» **Written request**: Read the records below and copy each line that contains "cloud".

-- start of Information shown --

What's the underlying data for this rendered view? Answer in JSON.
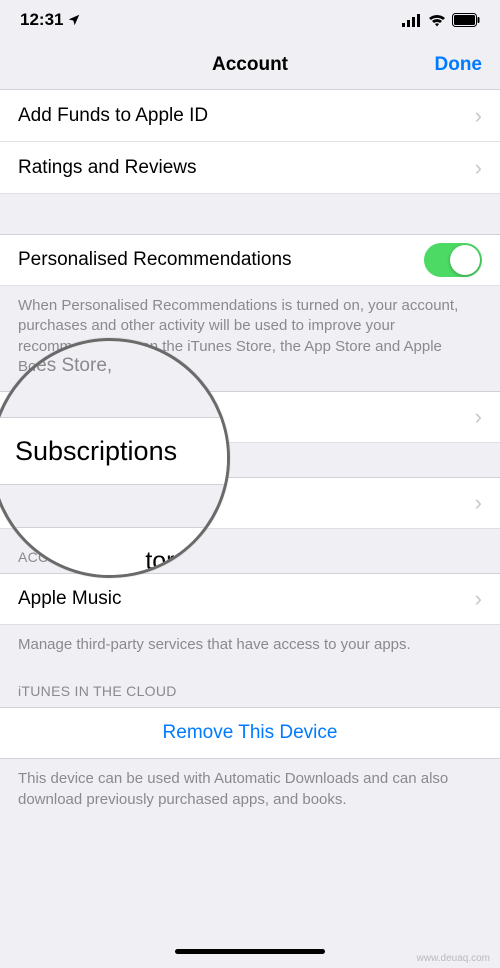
{
  "status": {
    "time": "12:31",
    "location_icon": "loc"
  },
  "nav": {
    "title": "Account",
    "done": "Done"
  },
  "rows": {
    "add_funds": "Add Funds to Apple ID",
    "ratings": "Ratings and Reviews",
    "personalised": "Personalised Recommendations",
    "subscriptions": "Subscriptions",
    "purchase_history": "Purchase History",
    "apple_music": "Apple Music",
    "remove_device": "Remove This Device"
  },
  "footers": {
    "personalised": "When Personalised Recommendations is turned on, your account, purchases and other activity will be used to improve your recommendations on the iTunes Store, the App Store and Apple Books.",
    "account_access": "Manage third-party services that have access to your apps.",
    "cloud": "This device can be used with Automatic Downloads and can also download previously purchased apps, and books."
  },
  "headers": {
    "account_access": "ACCOUNT ACCESS",
    "cloud": "iTUNES IN THE CLOUD"
  },
  "magnifier": {
    "above_fragment": "unes Store,",
    "label": "Subscriptions",
    "history_fragment": "tory"
  },
  "watermark": "www.deuaq.com"
}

-- end of Information shown --

» **Response to this exercise**:
    "cloud": "This device can be used with Automatic Downloads and can also download previously purchased apps, and books."
    "cloud": "iTUNES IN THE CLOUD"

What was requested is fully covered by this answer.